◆ Work to do ◆
Lines that contain the string "Carloads" are to be copied; leave out all others.

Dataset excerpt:
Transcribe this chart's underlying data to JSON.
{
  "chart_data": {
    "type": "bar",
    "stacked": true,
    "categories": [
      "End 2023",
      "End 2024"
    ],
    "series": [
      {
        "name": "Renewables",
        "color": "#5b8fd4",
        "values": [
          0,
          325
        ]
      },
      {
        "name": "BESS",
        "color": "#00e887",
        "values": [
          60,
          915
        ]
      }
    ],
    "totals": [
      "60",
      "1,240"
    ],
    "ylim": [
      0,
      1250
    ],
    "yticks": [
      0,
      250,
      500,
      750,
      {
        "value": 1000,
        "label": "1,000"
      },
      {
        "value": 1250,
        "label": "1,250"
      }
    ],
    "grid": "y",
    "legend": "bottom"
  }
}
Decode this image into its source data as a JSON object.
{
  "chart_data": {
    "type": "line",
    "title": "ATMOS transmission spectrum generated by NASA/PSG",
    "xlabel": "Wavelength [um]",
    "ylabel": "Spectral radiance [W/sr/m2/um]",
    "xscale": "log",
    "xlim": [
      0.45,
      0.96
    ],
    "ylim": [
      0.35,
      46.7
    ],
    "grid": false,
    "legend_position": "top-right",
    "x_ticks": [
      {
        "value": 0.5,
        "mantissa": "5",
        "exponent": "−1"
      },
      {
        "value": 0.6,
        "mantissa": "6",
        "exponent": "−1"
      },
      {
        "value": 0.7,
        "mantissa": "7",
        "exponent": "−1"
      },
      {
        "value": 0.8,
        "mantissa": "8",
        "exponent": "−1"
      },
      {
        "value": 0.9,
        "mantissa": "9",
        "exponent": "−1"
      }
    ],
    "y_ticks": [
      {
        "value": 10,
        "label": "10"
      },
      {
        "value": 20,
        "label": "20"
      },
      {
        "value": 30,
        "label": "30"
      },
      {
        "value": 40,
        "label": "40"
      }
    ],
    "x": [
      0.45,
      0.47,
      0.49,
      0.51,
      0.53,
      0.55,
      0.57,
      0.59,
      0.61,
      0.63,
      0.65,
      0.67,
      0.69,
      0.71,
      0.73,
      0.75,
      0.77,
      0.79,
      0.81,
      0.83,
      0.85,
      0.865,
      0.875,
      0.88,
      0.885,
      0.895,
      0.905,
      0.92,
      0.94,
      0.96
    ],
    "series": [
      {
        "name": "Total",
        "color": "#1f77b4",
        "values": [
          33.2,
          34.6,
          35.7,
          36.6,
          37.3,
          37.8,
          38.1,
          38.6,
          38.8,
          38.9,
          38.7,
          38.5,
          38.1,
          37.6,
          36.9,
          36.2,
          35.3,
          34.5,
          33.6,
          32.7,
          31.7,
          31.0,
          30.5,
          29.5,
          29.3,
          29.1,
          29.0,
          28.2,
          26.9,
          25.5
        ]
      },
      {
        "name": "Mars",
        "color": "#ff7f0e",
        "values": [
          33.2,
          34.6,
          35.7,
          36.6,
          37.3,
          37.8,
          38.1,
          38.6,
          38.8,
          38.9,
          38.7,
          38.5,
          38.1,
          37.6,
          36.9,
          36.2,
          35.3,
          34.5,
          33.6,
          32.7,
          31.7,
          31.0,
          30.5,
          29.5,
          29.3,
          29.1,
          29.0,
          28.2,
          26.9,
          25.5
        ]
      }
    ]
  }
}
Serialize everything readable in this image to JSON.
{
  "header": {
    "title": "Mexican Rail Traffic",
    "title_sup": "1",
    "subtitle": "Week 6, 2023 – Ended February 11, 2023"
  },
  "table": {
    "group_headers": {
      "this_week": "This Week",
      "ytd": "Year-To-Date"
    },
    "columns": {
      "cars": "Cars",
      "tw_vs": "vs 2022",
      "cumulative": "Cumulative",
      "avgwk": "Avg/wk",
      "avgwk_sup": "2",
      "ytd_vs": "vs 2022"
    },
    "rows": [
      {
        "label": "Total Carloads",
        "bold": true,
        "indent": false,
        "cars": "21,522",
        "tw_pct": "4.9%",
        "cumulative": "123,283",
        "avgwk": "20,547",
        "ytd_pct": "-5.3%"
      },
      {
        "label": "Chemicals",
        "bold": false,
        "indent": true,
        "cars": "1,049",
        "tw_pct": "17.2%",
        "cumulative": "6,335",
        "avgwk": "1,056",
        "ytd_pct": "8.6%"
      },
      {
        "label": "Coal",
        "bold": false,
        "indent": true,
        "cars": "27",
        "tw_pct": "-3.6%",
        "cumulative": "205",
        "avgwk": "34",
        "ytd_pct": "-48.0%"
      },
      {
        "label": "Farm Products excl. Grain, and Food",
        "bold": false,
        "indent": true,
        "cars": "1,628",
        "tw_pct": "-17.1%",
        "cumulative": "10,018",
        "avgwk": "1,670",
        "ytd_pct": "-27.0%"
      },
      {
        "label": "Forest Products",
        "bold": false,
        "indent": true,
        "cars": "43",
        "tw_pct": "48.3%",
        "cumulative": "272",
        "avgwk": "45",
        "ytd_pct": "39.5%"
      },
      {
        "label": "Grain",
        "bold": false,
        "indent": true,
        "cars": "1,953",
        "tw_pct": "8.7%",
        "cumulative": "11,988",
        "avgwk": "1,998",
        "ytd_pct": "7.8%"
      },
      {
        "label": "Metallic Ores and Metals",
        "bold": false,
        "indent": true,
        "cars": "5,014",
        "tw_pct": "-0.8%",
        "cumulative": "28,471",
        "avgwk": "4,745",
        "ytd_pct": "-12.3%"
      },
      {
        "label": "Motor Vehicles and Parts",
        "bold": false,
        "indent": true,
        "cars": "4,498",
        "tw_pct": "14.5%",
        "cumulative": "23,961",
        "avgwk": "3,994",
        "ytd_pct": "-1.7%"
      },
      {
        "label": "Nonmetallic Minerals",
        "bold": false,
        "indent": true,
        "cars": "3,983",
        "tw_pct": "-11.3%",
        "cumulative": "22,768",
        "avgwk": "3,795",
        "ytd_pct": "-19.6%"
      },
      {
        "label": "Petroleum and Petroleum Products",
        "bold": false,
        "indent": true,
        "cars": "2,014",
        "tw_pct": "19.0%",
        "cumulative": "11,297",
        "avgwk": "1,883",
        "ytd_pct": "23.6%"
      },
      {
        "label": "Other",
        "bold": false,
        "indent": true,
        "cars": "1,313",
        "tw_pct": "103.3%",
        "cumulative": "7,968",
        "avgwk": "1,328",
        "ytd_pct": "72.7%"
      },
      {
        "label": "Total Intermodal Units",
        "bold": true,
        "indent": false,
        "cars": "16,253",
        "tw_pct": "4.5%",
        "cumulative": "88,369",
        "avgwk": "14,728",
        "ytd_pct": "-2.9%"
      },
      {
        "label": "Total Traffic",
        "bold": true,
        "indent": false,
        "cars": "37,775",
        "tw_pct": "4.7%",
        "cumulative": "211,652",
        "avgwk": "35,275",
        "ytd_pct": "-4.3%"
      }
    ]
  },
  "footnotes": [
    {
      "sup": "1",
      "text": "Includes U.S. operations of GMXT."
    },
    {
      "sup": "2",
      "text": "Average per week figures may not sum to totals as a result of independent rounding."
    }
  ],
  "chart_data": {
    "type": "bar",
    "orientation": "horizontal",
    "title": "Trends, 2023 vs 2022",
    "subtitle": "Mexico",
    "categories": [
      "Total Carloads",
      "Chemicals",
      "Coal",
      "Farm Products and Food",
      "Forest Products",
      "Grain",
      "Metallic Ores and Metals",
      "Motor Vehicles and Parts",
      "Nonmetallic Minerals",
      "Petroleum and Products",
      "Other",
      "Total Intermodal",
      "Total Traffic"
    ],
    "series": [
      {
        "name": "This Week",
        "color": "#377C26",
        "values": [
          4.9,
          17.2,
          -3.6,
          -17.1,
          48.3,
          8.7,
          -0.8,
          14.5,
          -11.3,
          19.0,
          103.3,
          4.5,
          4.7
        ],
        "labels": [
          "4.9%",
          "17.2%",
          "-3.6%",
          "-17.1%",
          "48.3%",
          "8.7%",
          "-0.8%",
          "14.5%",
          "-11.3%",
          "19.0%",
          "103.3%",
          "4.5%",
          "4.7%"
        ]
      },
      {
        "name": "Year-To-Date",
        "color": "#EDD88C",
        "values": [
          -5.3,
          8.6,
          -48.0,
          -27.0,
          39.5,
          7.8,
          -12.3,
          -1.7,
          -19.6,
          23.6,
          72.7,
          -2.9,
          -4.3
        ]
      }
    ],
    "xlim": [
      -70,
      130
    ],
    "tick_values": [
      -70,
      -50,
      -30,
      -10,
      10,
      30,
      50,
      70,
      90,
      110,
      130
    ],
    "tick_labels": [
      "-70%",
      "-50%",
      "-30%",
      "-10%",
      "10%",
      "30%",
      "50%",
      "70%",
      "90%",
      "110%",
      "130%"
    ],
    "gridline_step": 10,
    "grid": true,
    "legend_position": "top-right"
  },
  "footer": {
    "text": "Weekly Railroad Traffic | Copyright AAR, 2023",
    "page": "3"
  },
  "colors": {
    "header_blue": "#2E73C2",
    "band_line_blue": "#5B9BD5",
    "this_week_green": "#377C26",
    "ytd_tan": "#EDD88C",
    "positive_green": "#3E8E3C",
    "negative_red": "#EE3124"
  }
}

◆ Written reply ◆
        "label": "Total Carloads",
      "Total Carloads",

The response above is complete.